━━━ Given entries ━━━

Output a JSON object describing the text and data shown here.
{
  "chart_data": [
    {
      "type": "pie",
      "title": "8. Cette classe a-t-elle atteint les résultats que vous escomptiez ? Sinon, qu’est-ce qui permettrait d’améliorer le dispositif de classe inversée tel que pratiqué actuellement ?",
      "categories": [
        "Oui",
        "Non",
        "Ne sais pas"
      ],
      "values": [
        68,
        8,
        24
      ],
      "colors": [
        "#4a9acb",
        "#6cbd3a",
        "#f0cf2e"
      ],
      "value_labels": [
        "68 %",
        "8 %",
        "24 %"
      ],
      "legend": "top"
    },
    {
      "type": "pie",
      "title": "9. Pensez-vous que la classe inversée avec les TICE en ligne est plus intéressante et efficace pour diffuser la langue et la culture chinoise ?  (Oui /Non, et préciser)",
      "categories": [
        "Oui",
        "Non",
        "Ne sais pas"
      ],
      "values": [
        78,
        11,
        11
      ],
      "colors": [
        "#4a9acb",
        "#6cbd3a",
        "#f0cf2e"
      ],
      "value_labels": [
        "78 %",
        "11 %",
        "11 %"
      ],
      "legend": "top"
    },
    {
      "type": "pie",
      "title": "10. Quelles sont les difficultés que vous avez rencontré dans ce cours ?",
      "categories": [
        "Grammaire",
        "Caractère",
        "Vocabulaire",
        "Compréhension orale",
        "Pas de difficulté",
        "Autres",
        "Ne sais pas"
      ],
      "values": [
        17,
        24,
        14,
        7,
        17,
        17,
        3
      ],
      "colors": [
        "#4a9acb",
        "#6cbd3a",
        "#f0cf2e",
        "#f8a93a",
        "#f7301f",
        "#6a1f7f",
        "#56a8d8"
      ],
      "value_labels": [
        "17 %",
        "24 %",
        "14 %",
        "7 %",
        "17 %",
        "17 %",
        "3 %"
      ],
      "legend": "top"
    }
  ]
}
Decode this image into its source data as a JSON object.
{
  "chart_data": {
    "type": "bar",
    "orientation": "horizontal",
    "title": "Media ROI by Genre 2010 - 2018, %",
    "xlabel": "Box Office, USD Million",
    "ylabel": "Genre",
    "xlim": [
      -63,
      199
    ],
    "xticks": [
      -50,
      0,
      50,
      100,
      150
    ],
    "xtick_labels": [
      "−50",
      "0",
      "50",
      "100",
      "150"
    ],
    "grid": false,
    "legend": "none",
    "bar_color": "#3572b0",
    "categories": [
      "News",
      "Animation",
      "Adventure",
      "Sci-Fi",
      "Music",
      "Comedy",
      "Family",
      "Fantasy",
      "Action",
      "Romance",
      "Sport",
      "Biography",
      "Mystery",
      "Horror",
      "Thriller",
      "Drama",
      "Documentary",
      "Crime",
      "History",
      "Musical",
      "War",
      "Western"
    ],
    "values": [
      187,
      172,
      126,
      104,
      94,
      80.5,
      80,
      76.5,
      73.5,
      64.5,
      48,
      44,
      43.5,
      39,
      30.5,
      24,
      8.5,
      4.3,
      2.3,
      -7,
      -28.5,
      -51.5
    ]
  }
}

━━━

> _Problem to solve_:
Within the listing above, copy each line that has the string "vous".

> _Final result_:
      "title": "8. Cette classe a-t-elle atteint les résultats que vous escomptiez ? Sinon, qu’est-ce qui permettrait d’améliorer le dispositif de classe inversée tel que pratiqué actuellement ?",
      "title": "9. Pensez-vous que la classe inversée avec les TICE en ligne est plus intéressante et efficace pour diffuser la langue et la culture chinoise ?  (Oui /Non, et préciser)",
      "title": "10. Quelles sont les difficultés que vous avez rencontré dans ce cours ?",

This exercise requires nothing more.